REQUIRED TASK:
Search the listing below for the word "categories" and copy each line that holds it.
________________
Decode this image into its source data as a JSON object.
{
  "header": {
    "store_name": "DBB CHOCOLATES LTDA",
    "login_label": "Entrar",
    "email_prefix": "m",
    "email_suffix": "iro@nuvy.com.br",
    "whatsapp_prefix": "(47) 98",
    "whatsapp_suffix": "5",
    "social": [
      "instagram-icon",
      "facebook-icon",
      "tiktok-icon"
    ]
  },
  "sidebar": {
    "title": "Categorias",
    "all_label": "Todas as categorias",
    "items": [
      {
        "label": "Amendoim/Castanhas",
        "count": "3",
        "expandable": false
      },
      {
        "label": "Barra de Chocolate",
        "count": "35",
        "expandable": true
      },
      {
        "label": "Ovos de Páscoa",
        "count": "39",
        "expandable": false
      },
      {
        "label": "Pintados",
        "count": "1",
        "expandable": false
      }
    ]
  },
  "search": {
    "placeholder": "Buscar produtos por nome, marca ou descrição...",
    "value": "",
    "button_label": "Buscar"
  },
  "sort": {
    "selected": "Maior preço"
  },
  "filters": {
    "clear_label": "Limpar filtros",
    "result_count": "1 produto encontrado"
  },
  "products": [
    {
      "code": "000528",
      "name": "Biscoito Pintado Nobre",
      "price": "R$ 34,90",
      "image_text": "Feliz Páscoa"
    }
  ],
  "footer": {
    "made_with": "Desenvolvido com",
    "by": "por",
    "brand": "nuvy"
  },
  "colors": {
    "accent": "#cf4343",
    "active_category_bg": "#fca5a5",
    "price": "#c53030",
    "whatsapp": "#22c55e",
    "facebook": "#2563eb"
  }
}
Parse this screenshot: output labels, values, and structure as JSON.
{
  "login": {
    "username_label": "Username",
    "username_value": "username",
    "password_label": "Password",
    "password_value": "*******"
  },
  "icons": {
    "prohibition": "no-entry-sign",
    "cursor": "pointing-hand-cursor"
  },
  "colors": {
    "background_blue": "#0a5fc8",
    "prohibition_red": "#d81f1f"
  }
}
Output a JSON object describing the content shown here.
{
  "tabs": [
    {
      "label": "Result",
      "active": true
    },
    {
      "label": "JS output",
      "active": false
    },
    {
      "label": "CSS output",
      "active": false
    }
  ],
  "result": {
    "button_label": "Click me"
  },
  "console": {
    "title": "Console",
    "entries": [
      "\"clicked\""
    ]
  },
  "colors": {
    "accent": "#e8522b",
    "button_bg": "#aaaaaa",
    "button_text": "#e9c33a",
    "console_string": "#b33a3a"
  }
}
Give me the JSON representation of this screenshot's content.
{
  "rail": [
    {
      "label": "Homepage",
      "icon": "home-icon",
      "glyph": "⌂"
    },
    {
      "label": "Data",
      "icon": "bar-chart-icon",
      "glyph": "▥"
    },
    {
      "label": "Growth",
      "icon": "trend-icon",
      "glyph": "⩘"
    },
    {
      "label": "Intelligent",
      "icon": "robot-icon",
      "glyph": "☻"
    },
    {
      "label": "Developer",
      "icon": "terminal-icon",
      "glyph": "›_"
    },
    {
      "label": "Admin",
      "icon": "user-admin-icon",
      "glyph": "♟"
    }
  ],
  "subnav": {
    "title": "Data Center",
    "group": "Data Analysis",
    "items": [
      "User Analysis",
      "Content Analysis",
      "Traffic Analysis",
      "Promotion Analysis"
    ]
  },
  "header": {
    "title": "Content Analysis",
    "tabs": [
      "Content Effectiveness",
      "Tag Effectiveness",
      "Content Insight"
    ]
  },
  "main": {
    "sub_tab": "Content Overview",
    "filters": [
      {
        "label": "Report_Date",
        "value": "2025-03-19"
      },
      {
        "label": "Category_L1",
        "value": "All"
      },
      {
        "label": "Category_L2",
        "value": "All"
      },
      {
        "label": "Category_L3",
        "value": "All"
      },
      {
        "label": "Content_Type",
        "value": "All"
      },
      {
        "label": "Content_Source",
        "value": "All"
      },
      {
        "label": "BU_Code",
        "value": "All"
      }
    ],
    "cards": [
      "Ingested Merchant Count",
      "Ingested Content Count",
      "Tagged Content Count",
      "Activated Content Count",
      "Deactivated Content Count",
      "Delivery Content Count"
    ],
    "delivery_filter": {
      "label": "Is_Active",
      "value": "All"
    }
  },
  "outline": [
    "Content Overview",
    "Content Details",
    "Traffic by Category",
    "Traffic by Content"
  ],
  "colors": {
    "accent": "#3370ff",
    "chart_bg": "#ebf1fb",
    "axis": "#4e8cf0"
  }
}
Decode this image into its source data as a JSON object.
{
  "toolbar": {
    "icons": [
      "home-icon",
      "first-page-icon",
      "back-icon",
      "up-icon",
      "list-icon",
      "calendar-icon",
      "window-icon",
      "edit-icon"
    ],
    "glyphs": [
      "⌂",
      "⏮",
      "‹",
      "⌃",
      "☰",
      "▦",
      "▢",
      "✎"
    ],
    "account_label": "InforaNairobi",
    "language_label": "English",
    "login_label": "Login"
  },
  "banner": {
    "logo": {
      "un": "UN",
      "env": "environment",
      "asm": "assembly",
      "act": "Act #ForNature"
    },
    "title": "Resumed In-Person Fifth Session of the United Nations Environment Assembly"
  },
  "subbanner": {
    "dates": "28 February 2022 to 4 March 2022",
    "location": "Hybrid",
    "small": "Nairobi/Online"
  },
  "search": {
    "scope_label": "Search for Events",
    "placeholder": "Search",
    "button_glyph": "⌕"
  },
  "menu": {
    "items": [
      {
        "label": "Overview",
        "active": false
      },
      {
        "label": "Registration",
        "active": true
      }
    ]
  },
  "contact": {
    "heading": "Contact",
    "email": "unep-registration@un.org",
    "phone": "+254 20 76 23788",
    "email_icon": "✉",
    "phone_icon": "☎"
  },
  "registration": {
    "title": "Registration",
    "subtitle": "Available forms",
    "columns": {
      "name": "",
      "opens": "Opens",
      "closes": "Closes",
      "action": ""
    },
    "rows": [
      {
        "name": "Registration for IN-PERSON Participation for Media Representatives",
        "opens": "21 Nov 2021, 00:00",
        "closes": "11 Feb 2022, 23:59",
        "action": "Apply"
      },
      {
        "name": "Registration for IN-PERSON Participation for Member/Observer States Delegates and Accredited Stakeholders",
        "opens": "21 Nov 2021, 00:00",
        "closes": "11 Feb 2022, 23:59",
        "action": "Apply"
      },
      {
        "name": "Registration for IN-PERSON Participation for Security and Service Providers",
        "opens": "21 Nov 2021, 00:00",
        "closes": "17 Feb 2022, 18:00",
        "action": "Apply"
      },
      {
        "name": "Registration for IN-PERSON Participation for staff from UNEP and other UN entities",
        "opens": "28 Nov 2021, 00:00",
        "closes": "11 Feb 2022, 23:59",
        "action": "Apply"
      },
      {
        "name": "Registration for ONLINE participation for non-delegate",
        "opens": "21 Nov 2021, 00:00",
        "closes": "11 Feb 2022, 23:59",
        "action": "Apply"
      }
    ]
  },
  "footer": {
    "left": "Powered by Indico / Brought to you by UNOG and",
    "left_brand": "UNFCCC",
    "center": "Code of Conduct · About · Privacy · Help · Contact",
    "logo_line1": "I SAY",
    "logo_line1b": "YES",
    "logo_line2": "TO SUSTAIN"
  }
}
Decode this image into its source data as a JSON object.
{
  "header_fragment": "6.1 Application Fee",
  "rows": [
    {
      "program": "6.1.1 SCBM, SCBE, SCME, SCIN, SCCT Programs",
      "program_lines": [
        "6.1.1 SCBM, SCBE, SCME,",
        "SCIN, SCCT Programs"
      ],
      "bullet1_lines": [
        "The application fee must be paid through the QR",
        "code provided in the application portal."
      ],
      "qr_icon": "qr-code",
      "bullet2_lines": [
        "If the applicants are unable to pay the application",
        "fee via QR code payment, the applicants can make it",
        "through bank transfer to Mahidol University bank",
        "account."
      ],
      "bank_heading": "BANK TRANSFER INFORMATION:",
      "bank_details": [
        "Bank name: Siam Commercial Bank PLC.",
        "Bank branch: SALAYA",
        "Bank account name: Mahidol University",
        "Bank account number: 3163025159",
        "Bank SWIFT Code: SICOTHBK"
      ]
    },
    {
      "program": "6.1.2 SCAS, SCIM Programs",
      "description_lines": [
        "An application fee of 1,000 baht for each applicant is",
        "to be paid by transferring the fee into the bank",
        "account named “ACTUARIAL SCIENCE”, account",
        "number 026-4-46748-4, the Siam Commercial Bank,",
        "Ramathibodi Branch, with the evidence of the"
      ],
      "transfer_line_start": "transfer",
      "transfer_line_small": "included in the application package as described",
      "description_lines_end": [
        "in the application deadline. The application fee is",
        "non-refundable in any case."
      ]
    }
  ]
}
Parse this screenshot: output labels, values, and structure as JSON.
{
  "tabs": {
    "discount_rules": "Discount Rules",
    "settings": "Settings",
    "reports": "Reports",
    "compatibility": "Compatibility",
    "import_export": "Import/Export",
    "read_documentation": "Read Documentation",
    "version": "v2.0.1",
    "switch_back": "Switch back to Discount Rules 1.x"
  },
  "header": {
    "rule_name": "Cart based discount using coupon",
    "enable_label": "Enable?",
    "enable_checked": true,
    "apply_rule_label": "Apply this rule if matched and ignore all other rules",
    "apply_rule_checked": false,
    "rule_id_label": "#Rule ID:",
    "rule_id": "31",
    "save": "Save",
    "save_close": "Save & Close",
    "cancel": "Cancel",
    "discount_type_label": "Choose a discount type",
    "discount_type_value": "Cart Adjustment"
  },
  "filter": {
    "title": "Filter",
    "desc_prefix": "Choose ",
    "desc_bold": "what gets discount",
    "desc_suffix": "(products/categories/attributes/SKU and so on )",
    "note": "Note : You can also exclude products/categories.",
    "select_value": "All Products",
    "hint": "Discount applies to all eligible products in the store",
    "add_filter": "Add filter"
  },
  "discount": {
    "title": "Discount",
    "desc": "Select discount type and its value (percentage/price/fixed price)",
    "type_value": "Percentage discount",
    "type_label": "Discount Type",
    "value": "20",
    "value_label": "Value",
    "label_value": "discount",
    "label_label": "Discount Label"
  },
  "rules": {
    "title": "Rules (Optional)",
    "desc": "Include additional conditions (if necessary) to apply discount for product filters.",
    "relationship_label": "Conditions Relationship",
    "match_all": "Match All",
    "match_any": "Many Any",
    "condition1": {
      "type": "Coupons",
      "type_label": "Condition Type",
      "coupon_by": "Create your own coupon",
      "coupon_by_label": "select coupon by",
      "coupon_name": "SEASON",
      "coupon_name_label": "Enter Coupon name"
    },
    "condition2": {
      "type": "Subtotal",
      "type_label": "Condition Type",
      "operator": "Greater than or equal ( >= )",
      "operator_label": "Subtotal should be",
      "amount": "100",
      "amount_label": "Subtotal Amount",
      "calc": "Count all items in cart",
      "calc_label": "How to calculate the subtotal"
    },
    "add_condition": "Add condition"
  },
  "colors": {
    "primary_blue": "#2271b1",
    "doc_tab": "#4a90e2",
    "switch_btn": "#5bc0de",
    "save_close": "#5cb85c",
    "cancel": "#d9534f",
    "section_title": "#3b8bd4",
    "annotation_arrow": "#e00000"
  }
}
________________
EXPECTED ANSWER:
    "desc_suffix": "(products/categories/attributes/SKU and so on )",
    "note": "Note : You can also exclude products/categories.",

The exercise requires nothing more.